##### Texte fourni

Les problèmes du livre ne sont pas uniquement liés à ces questions d’ordre socio-économique, il faut aussi intégrer d’autres facteurs comme l’éloignement géographique des Comores par rapport à son principal fournisseur, la France. Cet éloignement engendre des délais d’acheminement importants qui ne font que renchérir le coût du transport.

L’autre handicap de notre marché réside dans le fait que les Comores n’ont pas ratifié la Convention de Florence, ce qui oblige le libraire à acquitter des frais de douane importants.

Comment établissez-vous votre sélection d’ouvrages mis en avant ?

Echat Soulaimana : Nous essayons tout de même de suivre l’actualité et les temps forts du calendrier. C’est ainsi que nous mettons en avant des livres qui traitent des sujets spécifiques aux différentes fêtes, le ramadan par exemple ou la période de Noël, et nous faisons des tables thématiques régulièrement, parfois en mettant en exergue un titre ou un écrivain du pays, à l’occasion d’une dédicace dans la librairie.

Mais il faut l’avouer, les questions de rentabilisation des achats demeurent une forte préoccupation. 

Quelles sont vos relations avec les distributeurs ?

Echat Soulaimana : Nous avons de très bonnes relations avec les quelques confrères que nous avons sur place. Nous nous dépannons très souvent. Des distributeurs locaux, nous n’en avons pas. Il y a évidemment quelques petites librairies qui exercent le métier en période de rentrée scolaire. Ensuite, en dehors de celle-ci, elles préfèrent vendre autre chose, ce qui leur permet de couvrir leurs frais.

Nous avons de très bonnes relations avec toutes les maisons d’édition avec lesquelles nous travaillons. Nous trouvons dommage qu’elles livrent directement les projets financés par les institutions internationales, notamment la Banque Mondiale, l’Union Européenne, l’UNICEF, la coopération française, l’Alliance française. En effet, ce sont les clients qui nous permettraient d’augmenter notre chiffre d’affaires.

##########
##### Lignes fournies

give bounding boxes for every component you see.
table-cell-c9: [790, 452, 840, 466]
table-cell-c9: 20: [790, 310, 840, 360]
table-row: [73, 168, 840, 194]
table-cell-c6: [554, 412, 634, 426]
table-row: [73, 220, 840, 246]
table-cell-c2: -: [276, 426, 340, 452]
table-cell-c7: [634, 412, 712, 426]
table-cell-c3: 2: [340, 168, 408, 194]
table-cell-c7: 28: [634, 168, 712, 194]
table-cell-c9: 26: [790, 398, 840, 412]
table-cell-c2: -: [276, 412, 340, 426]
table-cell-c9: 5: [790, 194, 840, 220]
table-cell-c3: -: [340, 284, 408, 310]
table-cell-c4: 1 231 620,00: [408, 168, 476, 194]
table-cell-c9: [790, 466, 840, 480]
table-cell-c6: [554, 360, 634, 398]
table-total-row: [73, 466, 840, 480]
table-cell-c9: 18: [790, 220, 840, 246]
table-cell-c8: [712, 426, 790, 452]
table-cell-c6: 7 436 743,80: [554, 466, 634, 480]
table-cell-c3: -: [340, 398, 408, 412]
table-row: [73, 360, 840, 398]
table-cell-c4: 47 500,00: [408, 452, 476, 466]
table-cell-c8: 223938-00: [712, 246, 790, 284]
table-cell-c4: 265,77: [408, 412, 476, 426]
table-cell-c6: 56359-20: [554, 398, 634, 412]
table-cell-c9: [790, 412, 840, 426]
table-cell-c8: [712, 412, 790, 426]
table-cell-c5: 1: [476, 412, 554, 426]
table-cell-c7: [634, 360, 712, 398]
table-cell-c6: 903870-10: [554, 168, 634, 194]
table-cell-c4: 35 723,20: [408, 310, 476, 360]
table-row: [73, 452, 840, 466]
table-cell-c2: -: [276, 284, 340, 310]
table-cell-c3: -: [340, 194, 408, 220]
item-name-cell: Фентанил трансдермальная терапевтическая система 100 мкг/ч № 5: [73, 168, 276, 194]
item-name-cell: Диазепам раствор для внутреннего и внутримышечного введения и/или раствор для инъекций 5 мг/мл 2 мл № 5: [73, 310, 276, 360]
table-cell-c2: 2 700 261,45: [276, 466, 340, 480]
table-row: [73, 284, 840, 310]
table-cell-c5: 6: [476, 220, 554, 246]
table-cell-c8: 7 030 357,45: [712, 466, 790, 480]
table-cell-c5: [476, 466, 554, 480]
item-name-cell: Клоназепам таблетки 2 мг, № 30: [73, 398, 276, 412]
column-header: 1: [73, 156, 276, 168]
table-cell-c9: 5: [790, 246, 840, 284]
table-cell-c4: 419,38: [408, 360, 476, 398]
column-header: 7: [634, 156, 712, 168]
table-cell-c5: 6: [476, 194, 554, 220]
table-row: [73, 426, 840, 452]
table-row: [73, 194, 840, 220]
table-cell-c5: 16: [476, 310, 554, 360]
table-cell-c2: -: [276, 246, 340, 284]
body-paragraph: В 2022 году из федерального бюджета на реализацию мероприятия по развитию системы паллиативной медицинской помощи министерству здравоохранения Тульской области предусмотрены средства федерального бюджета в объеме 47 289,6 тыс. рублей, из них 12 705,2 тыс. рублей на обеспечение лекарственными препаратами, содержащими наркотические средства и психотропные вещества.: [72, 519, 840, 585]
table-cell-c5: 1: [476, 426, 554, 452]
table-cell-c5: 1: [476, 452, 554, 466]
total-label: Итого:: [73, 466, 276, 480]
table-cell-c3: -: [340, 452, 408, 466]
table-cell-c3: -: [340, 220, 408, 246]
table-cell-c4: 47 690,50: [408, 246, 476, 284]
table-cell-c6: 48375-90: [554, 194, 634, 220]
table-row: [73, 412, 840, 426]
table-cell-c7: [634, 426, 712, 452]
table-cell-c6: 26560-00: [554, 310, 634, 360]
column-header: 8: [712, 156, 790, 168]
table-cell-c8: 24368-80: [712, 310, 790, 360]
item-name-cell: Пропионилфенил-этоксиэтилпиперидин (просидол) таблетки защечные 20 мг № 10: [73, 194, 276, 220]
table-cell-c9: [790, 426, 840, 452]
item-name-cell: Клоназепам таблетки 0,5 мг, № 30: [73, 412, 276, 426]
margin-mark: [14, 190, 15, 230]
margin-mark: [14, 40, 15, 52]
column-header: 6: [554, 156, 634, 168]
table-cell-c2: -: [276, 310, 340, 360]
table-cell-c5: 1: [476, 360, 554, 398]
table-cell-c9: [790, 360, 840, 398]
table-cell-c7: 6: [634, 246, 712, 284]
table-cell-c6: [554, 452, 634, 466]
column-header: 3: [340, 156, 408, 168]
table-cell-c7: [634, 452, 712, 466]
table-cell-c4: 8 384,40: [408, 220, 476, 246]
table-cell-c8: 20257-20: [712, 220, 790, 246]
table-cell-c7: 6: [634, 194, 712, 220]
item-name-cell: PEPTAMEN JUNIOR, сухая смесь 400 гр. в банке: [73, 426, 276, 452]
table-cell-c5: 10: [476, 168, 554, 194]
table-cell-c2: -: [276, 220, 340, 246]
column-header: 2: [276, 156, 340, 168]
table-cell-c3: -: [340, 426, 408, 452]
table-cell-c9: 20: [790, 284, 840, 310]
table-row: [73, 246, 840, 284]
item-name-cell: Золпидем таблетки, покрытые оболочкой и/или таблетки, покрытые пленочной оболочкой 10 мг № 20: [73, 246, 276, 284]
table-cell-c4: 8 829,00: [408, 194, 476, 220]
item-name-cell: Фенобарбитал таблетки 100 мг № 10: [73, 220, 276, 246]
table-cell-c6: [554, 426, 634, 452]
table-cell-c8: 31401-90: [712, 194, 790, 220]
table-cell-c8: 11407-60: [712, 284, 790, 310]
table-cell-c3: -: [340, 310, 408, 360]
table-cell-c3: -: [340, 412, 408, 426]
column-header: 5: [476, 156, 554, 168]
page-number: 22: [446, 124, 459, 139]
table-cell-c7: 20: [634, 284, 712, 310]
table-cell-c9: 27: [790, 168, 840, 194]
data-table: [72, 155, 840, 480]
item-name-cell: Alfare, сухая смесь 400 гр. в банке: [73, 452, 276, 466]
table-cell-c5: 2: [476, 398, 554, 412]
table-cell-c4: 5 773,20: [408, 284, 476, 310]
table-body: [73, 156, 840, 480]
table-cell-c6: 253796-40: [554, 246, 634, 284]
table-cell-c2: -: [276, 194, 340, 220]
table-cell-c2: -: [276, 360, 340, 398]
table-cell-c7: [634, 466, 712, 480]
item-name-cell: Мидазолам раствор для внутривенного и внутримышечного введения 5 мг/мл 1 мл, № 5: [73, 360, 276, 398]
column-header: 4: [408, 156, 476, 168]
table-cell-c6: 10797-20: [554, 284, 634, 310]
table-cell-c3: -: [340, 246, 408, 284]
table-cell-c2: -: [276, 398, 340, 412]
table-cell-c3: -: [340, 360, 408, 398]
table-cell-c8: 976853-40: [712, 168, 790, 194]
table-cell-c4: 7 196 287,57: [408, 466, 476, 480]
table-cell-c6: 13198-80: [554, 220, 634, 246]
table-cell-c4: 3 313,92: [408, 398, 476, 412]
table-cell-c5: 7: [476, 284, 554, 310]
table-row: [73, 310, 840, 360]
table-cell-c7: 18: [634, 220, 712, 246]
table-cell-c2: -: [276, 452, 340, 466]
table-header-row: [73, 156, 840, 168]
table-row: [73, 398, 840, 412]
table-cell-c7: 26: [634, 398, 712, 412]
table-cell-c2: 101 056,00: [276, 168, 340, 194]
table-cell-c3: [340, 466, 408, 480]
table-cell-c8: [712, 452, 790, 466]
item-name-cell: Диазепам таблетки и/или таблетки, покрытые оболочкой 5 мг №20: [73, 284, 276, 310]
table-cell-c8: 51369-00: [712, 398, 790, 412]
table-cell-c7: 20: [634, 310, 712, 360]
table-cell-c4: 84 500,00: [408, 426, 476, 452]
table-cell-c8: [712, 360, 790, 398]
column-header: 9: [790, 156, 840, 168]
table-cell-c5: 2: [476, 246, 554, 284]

##########

→ Consigne:
Reprenez, s'il vous plaît, l'entretien sur le marché du livre aux Comores juste après sa dernière phrase.

→ Réponse attendue:
Enfin, nous déplorons qu’aucun commercial ne vienne nous rendre visite, ceci nous pénalise quelque part, car ces représentants ne réalisent pas vraiment nos difficultés sur place, nous ne pouvons pas non plus bénéficier de leurs conseils, de leurs expériences vécues dans des pays semblables au mien, je trouve cela bien dommage.

Que vous apporte le réseau de l’AILF ?

Echat Soulaimana : Je fais partie des premiers libraires qui ont adhéré à l’association, depuis sa création. Je participe tous les ans à l’assemblée générale, je prends part aux différentes études et enquêtes organisées par l’AILF. J’ai beaucoup appris au sein de cette association, à travers les échanges entre les confrères pendant « la matinée des libraires » organisée au CNL, à travers les discussions tout au long du Salon du Livre.

J’ai pu participer à des séminaires qui m’ont permis de me former, d’acquérir plus de connaissances et une certaine expérience dans le métier, moi qui suis autodidacte. L’AILF m’a donné la chance d’être en relation avec des libraires qui sont dans d’autres pays où ils rencontrent plus ou moins les mêmes difficultés que moi, et avec qui nous partageons nos expériences. Oui, je peux le dire, l’AILF m’a beaucoup appris.

Quel regard portez-vous sur l’industrie du livre ?

Echat Soulaimana : L’industrie du livre aux Comores en est à ses balbutiements. Ce n’est que récemment que se sont créées des maisons d’édition Komedit, Cœlacanthes, Kashkazi… Il faut d’ailleurs souligner que parfois leurs ouvrages ne sont même pas édités aux Comores. Il est donc trop tôt pour porter un jugement dans ce secteur tant il est nouveau.

Votre fille a commencé à travailler avec vous à Moroni, la librairie serait-elle dans une logique de transmission ?

Echat Soulaimana : Ma fille Naima Soulaimana est rentrée aux Comores pour s’installer avec son mari et ses trois enfants. C’est une opportunité pour moi et pour la librairie qu’elle ait accepté de venir y travailler. J’ai commencé à lui léguer les rênes petit à petit. J’essaie de lui transmettre mon expérience de 40 ans de métier bientôt. La librairie a besoin de sang neuf et jeune pour rénover, développer et assurer sa place de librairie de référence à Moroni et pourquoi pas dans les Comores dans un futur proche. Oui la librairie est dans une logique de transmission et j’en suis fière.